— Exercise directions —
Set out each line from the following listing that includes the word "expected".
== Extracted material
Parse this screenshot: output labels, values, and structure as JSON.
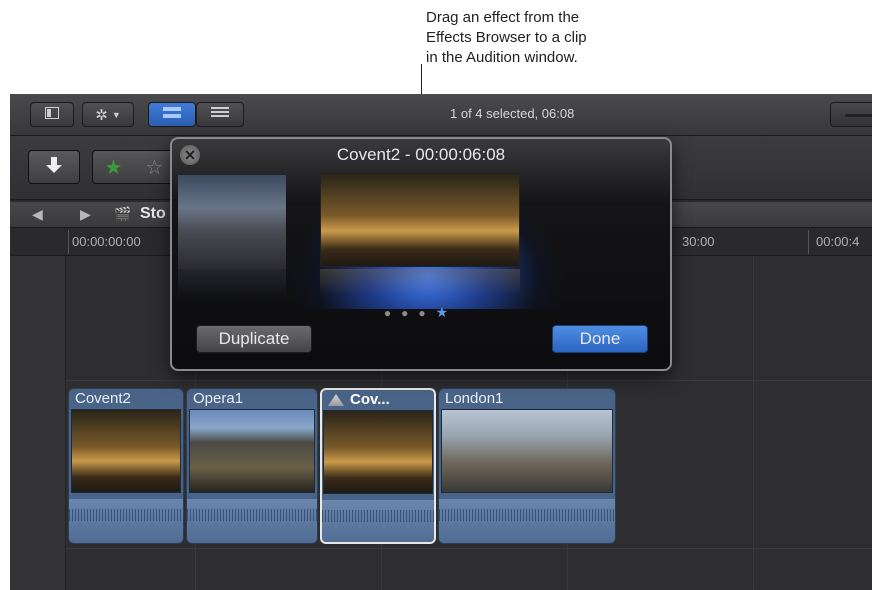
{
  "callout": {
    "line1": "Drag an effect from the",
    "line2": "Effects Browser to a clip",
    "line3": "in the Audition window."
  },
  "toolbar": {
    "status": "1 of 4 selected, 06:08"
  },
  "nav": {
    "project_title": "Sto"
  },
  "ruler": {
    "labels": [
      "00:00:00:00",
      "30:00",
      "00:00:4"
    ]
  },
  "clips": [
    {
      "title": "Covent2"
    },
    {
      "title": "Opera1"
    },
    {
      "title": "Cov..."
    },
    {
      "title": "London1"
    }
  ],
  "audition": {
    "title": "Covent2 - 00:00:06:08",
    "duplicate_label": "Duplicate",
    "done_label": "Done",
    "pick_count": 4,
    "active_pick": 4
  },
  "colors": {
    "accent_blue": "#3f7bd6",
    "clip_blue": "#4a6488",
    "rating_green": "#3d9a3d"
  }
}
====
== Extracted material
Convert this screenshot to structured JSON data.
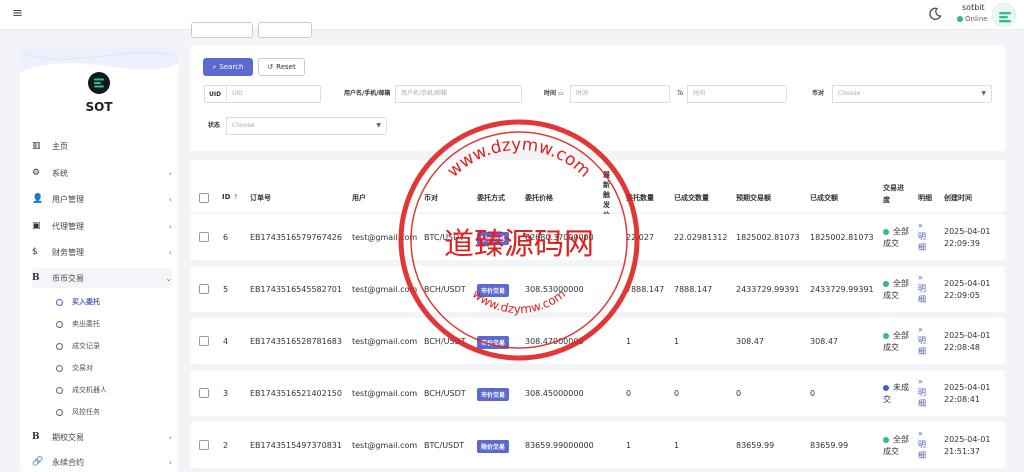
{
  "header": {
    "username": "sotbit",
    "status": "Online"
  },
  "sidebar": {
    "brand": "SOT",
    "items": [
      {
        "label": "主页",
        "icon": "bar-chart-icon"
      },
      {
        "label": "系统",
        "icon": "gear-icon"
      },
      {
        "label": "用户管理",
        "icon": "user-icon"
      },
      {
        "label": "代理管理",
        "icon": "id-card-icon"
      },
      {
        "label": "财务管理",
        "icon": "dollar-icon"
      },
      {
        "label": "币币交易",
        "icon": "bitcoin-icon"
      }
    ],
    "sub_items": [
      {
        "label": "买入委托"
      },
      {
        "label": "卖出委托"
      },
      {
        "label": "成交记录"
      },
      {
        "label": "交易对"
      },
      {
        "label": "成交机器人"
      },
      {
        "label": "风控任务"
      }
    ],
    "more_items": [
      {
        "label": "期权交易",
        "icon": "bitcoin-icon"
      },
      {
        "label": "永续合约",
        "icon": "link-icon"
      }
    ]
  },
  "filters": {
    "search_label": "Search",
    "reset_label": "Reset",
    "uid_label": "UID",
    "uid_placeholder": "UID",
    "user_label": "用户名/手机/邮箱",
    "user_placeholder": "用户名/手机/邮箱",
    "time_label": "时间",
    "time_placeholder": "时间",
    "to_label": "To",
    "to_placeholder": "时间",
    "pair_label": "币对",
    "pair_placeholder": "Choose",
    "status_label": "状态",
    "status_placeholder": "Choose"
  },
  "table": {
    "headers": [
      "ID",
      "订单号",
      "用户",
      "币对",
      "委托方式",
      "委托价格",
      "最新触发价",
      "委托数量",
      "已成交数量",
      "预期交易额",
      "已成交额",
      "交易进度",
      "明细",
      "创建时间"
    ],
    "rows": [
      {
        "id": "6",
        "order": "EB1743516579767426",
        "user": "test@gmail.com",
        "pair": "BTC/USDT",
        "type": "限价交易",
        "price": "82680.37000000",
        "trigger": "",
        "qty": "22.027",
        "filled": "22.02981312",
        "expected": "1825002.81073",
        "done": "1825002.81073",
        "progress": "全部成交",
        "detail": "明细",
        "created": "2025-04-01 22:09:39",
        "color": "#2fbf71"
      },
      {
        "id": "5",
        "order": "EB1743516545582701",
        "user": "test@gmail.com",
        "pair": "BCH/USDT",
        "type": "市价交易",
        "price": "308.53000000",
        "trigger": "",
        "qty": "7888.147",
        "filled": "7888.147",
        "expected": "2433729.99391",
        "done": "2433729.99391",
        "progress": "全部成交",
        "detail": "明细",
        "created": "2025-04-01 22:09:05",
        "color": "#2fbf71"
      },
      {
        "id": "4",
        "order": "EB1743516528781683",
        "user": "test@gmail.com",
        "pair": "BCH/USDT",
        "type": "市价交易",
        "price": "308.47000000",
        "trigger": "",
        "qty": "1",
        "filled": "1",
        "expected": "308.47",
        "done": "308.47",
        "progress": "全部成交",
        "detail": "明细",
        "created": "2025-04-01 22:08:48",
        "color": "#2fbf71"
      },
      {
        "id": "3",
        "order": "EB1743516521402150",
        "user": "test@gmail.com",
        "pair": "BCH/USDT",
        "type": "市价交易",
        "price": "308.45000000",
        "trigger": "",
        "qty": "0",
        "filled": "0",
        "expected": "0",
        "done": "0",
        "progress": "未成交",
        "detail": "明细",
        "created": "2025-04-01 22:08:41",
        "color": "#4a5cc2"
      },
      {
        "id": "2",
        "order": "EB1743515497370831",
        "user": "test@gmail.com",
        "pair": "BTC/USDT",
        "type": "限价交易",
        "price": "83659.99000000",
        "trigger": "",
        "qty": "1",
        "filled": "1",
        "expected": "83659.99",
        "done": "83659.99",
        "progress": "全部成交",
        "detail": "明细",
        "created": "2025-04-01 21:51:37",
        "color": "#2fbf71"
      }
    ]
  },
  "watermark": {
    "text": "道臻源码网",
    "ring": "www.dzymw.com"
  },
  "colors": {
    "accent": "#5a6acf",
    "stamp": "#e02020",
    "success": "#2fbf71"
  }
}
====
— Correct result —
        "expected": "1825002.81073",
        "expected": "2433729.99391",
        "expected": "308.47",
        "expected": "0",
        "expected": "83659.99",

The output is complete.